◆ Task requirements:
Report the count of lines where the string "marker" appears, and nothing else.

◆ Data supplied:

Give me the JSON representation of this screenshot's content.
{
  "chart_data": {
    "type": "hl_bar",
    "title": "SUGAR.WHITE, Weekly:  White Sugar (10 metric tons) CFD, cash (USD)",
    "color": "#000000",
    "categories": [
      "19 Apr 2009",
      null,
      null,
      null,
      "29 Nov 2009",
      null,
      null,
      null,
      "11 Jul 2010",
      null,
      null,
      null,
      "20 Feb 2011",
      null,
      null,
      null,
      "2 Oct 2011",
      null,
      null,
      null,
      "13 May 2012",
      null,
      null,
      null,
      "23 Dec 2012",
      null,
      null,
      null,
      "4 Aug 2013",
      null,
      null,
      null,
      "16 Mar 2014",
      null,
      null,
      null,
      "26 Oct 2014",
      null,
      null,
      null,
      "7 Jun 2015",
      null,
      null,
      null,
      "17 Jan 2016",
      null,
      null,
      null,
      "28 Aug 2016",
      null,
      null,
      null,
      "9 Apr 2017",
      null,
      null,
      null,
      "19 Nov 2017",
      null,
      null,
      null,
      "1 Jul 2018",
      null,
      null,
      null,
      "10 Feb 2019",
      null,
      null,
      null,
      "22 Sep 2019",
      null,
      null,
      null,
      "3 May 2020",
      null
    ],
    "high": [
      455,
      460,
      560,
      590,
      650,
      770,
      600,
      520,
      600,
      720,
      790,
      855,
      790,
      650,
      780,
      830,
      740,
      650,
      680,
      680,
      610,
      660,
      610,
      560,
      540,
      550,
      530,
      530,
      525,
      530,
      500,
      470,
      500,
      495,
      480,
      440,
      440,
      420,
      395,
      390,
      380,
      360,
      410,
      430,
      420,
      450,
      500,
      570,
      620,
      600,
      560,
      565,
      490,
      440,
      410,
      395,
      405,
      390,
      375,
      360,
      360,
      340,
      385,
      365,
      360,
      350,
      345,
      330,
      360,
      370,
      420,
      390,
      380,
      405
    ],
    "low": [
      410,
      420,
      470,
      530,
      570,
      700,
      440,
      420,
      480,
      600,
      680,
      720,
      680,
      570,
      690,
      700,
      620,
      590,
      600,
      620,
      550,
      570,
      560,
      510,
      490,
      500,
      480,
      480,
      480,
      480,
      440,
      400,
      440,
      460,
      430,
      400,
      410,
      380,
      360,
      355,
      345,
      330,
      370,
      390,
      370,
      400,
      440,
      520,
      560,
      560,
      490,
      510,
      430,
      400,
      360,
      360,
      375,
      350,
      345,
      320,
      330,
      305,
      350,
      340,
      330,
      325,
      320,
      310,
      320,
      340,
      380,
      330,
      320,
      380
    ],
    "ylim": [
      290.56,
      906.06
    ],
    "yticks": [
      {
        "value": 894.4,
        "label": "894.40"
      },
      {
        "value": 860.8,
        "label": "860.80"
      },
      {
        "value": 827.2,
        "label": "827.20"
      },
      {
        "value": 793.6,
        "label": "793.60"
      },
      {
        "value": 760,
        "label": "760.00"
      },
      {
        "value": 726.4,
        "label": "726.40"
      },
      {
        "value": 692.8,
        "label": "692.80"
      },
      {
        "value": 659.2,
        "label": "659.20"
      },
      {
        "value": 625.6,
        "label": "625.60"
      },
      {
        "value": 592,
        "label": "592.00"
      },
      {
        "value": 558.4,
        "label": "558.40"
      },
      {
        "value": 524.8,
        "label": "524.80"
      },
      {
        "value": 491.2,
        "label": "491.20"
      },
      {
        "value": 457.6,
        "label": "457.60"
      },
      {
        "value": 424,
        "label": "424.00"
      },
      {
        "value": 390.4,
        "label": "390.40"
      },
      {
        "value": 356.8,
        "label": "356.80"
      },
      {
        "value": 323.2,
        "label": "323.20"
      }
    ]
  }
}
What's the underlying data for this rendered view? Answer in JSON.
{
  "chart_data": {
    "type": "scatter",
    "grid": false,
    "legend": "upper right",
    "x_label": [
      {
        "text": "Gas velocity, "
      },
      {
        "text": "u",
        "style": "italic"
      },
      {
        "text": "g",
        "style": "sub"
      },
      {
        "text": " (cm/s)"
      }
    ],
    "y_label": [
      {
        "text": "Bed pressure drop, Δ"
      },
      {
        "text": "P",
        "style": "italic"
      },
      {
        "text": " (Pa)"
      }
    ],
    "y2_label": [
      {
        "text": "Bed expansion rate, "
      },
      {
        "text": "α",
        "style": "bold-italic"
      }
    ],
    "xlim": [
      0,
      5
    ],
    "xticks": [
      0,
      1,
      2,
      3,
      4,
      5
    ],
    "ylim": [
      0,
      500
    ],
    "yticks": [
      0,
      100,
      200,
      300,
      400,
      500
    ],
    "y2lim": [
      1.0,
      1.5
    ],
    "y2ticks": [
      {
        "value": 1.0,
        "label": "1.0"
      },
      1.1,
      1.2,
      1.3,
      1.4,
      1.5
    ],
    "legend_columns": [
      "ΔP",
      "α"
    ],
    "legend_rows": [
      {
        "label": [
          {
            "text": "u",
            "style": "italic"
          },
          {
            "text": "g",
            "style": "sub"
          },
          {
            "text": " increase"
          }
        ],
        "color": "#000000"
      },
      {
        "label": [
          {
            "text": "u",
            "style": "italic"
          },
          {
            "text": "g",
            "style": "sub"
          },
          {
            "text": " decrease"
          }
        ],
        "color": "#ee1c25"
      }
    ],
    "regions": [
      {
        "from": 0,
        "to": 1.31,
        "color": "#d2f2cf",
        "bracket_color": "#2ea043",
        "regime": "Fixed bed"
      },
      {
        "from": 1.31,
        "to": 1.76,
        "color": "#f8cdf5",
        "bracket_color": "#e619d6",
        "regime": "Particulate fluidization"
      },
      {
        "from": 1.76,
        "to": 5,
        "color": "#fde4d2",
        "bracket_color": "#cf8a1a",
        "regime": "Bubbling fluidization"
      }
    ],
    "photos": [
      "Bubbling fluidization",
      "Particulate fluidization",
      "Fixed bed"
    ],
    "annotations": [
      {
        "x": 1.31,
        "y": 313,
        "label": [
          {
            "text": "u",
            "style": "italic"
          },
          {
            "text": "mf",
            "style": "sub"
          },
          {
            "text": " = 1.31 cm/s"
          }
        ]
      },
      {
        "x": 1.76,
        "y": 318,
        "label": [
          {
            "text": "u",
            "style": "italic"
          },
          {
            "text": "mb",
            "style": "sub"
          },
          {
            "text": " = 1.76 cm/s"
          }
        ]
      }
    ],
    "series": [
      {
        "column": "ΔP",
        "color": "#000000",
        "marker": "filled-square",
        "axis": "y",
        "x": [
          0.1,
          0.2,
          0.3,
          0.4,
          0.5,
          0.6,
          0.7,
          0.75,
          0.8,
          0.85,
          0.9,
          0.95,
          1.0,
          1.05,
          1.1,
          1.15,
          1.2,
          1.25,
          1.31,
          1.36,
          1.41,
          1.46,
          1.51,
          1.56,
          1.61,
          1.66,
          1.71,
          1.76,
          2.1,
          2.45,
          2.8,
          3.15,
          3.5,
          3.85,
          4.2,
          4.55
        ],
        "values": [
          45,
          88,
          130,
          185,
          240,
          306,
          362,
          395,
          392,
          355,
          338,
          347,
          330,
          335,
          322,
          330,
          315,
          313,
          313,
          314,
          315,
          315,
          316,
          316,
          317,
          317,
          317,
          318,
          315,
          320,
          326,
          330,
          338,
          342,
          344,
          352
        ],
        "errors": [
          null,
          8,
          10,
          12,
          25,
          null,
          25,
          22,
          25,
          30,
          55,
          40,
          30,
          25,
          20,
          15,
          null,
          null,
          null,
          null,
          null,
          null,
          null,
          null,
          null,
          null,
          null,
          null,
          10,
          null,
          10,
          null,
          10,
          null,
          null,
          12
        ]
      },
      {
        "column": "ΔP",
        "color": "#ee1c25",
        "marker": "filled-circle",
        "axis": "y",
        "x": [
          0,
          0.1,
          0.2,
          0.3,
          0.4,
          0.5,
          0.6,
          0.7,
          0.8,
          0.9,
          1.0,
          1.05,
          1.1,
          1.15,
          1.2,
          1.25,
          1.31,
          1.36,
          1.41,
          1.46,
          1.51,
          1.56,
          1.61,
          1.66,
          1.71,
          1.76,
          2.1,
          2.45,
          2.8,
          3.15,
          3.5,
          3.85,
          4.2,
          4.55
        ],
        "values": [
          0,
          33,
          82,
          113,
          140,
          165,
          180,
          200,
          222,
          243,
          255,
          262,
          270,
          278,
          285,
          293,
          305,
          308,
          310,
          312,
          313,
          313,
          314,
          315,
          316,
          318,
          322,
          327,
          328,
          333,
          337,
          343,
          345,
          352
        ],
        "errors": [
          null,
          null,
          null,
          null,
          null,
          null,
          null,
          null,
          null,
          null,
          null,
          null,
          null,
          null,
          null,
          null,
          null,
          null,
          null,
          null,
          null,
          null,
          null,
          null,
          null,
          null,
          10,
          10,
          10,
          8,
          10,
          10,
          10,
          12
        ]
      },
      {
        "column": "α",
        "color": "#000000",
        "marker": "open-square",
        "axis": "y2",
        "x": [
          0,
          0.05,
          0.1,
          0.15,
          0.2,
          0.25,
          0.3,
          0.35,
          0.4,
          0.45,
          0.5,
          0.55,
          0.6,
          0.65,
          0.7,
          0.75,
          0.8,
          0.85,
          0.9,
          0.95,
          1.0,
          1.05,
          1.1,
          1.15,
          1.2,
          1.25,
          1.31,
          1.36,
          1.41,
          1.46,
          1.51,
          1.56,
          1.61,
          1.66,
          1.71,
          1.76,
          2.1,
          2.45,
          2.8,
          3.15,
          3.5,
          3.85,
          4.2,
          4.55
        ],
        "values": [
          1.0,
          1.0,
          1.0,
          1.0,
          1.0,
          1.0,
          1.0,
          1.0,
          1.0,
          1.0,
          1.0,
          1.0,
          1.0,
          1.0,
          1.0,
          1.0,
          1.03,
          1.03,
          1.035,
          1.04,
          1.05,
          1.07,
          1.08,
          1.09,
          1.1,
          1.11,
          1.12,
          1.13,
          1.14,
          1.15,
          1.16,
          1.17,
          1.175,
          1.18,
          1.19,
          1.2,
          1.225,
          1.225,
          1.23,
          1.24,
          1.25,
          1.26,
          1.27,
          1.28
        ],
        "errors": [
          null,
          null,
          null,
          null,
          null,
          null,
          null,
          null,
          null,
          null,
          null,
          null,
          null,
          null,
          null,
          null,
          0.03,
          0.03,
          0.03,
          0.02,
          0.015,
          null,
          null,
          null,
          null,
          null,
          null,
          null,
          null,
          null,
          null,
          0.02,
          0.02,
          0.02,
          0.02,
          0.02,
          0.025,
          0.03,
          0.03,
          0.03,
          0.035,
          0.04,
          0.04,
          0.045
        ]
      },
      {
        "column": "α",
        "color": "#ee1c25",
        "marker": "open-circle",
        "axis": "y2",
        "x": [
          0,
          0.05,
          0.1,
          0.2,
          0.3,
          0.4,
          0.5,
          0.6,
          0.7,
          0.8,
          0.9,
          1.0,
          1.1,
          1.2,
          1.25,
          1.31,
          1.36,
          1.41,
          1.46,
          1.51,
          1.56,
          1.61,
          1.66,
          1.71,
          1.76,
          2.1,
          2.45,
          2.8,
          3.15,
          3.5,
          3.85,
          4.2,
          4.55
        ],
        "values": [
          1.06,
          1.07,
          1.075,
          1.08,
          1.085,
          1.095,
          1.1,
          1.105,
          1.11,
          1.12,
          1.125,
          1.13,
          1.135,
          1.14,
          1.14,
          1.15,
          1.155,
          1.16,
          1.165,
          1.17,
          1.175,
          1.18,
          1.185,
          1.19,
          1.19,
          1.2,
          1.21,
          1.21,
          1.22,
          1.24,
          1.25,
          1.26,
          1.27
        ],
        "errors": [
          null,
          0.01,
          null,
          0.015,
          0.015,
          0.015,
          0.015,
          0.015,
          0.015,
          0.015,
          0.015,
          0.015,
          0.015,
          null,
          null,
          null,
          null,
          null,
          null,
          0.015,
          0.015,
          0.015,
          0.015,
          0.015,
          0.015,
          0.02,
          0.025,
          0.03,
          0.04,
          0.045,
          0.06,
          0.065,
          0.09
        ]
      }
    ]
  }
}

◆ Completed exercise:
4